Task details = Leave out the pictures and copy the remaining records exactly.

Input =

------------------------------------

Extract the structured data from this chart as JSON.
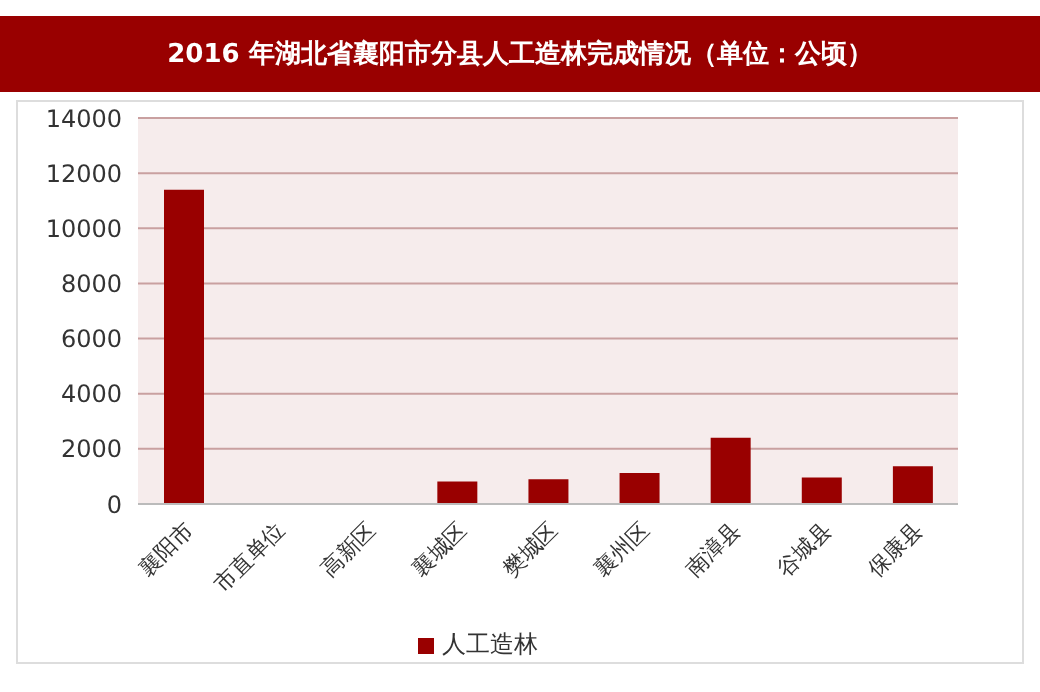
{
  "chart_data": {
    "type": "bar",
    "title": "2016 年湖北省襄阳市分县人工造林完成情况（单位：公顷）",
    "categories": [
      "襄阳市",
      "市直单位",
      "高新区",
      "襄城区",
      "樊城区",
      "襄州区",
      "南漳县",
      "谷城县",
      "保康县"
    ],
    "series": [
      {
        "name": "人工造林",
        "color": "#990000",
        "values": [
          11400,
          0,
          0,
          820,
          900,
          1120,
          2400,
          960,
          1370
        ]
      }
    ],
    "ylim": [
      0,
      14000
    ],
    "yticks": [
      0,
      2000,
      4000,
      6000,
      8000,
      10000,
      12000,
      14000
    ],
    "grid": "y",
    "legend": "bottom"
  }
}
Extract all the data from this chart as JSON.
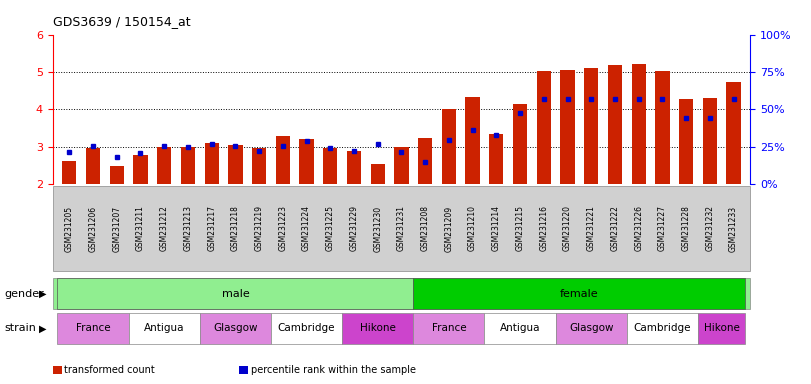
{
  "title": "GDS3639 / 150154_at",
  "samples": [
    "GSM231205",
    "GSM231206",
    "GSM231207",
    "GSM231211",
    "GSM231212",
    "GSM231213",
    "GSM231217",
    "GSM231218",
    "GSM231219",
    "GSM231223",
    "GSM231224",
    "GSM231225",
    "GSM231229",
    "GSM231230",
    "GSM231231",
    "GSM231208",
    "GSM231209",
    "GSM231210",
    "GSM231214",
    "GSM231215",
    "GSM231216",
    "GSM231220",
    "GSM231221",
    "GSM231222",
    "GSM231226",
    "GSM231227",
    "GSM231228",
    "GSM231232",
    "GSM231233"
  ],
  "red_values": [
    2.62,
    2.98,
    2.48,
    2.78,
    3.0,
    3.0,
    3.1,
    3.05,
    2.97,
    3.28,
    3.2,
    2.98,
    2.88,
    2.55,
    3.0,
    3.25,
    4.0,
    4.32,
    3.35,
    4.15,
    5.02,
    5.05,
    5.1,
    5.2,
    5.22,
    5.03,
    4.27,
    4.3,
    4.72
  ],
  "blue_values": [
    2.86,
    3.03,
    2.72,
    2.84,
    3.03,
    3.0,
    3.07,
    3.03,
    2.88,
    3.03,
    3.15,
    2.98,
    2.88,
    3.07,
    2.86,
    2.6,
    3.19,
    3.45,
    3.32,
    3.9,
    4.27,
    4.27,
    4.27,
    4.27,
    4.27,
    4.27,
    3.78,
    3.78,
    4.27
  ],
  "gender_groups": [
    {
      "label": "male",
      "start": 0,
      "end": 15,
      "color": "#90ee90"
    },
    {
      "label": "female",
      "start": 15,
      "end": 29,
      "color": "#00cc00"
    }
  ],
  "strain_groups": [
    {
      "label": "France",
      "start": 0,
      "end": 3,
      "color": "#dd88dd"
    },
    {
      "label": "Antigua",
      "start": 3,
      "end": 6,
      "color": "#ffffff"
    },
    {
      "label": "Glasgow",
      "start": 6,
      "end": 9,
      "color": "#dd88dd"
    },
    {
      "label": "Cambridge",
      "start": 9,
      "end": 12,
      "color": "#ffffff"
    },
    {
      "label": "Hikone",
      "start": 12,
      "end": 15,
      "color": "#cc44cc"
    },
    {
      "label": "France",
      "start": 15,
      "end": 18,
      "color": "#dd88dd"
    },
    {
      "label": "Antigua",
      "start": 18,
      "end": 21,
      "color": "#ffffff"
    },
    {
      "label": "Glasgow",
      "start": 21,
      "end": 24,
      "color": "#dd88dd"
    },
    {
      "label": "Cambridge",
      "start": 24,
      "end": 27,
      "color": "#ffffff"
    },
    {
      "label": "Hikone",
      "start": 27,
      "end": 29,
      "color": "#cc44cc"
    }
  ],
  "ymin": 2.0,
  "ymax": 6.0,
  "yticks_left": [
    2,
    3,
    4,
    5,
    6
  ],
  "yticks_right": [
    0,
    25,
    50,
    75,
    100
  ],
  "bar_color": "#cc2200",
  "dot_color": "#0000cc",
  "bar_width": 0.6,
  "gender_label": "gender",
  "strain_label": "strain",
  "legend_items": [
    {
      "color": "#cc2200",
      "label": "transformed count"
    },
    {
      "color": "#0000cc",
      "label": "percentile rank within the sample"
    }
  ]
}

------------------------------------

Task result =
Extract the structured data from this chart as JSON.
{
  "chart_data": {
    "type": "bar",
    "title": "2016 年湖北省襄阳市分县人工造林完成情况（单位：公顷）",
    "categories": [
      "襄阳市",
      "市直单位",
      "高新区",
      "襄城区",
      "樊城区",
      "襄州区",
      "南漳县",
      "谷城县",
      "保康县"
    ],
    "series": [
      {
        "name": "人工造林",
        "color": "#990000",
        "values": [
          11400,
          0,
          0,
          820,
          900,
          1120,
          2400,
          960,
          1370
        ]
      }
    ],
    "ylim": [
      0,
      14000
    ],
    "yticks": [
      0,
      2000,
      4000,
      6000,
      8000,
      10000,
      12000,
      14000
    ],
    "grid": "y",
    "legend": "bottom"
  }
}
Extract all the data from this chart as JSON.
{
  "title": "GDS3639 / 150154_at",
  "samples": [
    "GSM231205",
    "GSM231206",
    "GSM231207",
    "GSM231211",
    "GSM231212",
    "GSM231213",
    "GSM231217",
    "GSM231218",
    "GSM231219",
    "GSM231223",
    "GSM231224",
    "GSM231225",
    "GSM231229",
    "GSM231230",
    "GSM231231",
    "GSM231208",
    "GSM231209",
    "GSM231210",
    "GSM231214",
    "GSM231215",
    "GSM231216",
    "GSM231220",
    "GSM231221",
    "GSM231222",
    "GSM231226",
    "GSM231227",
    "GSM231228",
    "GSM231232",
    "GSM231233"
  ],
  "red_values": [
    2.62,
    2.98,
    2.48,
    2.78,
    3.0,
    3.0,
    3.1,
    3.05,
    2.97,
    3.28,
    3.2,
    2.98,
    2.88,
    2.55,
    3.0,
    3.25,
    4.0,
    4.32,
    3.35,
    4.15,
    5.02,
    5.05,
    5.1,
    5.2,
    5.22,
    5.03,
    4.27,
    4.3,
    4.72
  ],
  "blue_values": [
    2.86,
    3.03,
    2.72,
    2.84,
    3.03,
    3.0,
    3.07,
    3.03,
    2.88,
    3.03,
    3.15,
    2.98,
    2.88,
    3.07,
    2.86,
    2.6,
    3.19,
    3.45,
    3.32,
    3.9,
    4.27,
    4.27,
    4.27,
    4.27,
    4.27,
    4.27,
    3.78,
    3.78,
    4.27
  ],
  "gender_groups": [
    {
      "label": "male",
      "start": 0,
      "end": 15,
      "color": "#90ee90"
    },
    {
      "label": "female",
      "start": 15,
      "end": 29,
      "color": "#00cc00"
    }
  ],
  "strain_groups": [
    {
      "label": "France",
      "start": 0,
      "end": 3,
      "color": "#dd88dd"
    },
    {
      "label": "Antigua",
      "start": 3,
      "end": 6,
      "color": "#ffffff"
    },
    {
      "label": "Glasgow",
      "start": 6,
      "end": 9,
      "color": "#dd88dd"
    },
    {
      "label": "Cambridge",
      "start": 9,
      "end": 12,
      "color": "#ffffff"
    },
    {
      "label": "Hikone",
      "start": 12,
      "end": 15,
      "color": "#cc44cc"
    },
    {
      "label": "France",
      "start": 15,
      "end": 18,
      "color": "#dd88dd"
    },
    {
      "label": "Antigua",
      "start": 18,
      "end": 21,
      "color": "#ffffff"
    },
    {
      "label": "Glasgow",
      "start": 21,
      "end": 24,
      "color": "#dd88dd"
    },
    {
      "label": "Cambridge",
      "start": 24,
      "end": 27,
      "color": "#ffffff"
    },
    {
      "label": "Hikone",
      "start": 27,
      "end": 29,
      "color": "#cc44cc"
    }
  ],
  "ymin": 2.0,
  "ymax": 6.0,
  "yticks_left": [
    2,
    3,
    4,
    5,
    6
  ],
  "yticks_right": [
    0,
    25,
    50,
    75,
    100
  ],
  "bar_color": "#cc2200",
  "dot_color": "#0000cc",
  "bar_width": 0.6,
  "gender_label": "gender",
  "strain_label": "strain",
  "legend_items": [
    {
      "color": "#cc2200",
      "label": "transformed count"
    },
    {
      "color": "#0000cc",
      "label": "percentile rank within the sample"
    }
  ]
}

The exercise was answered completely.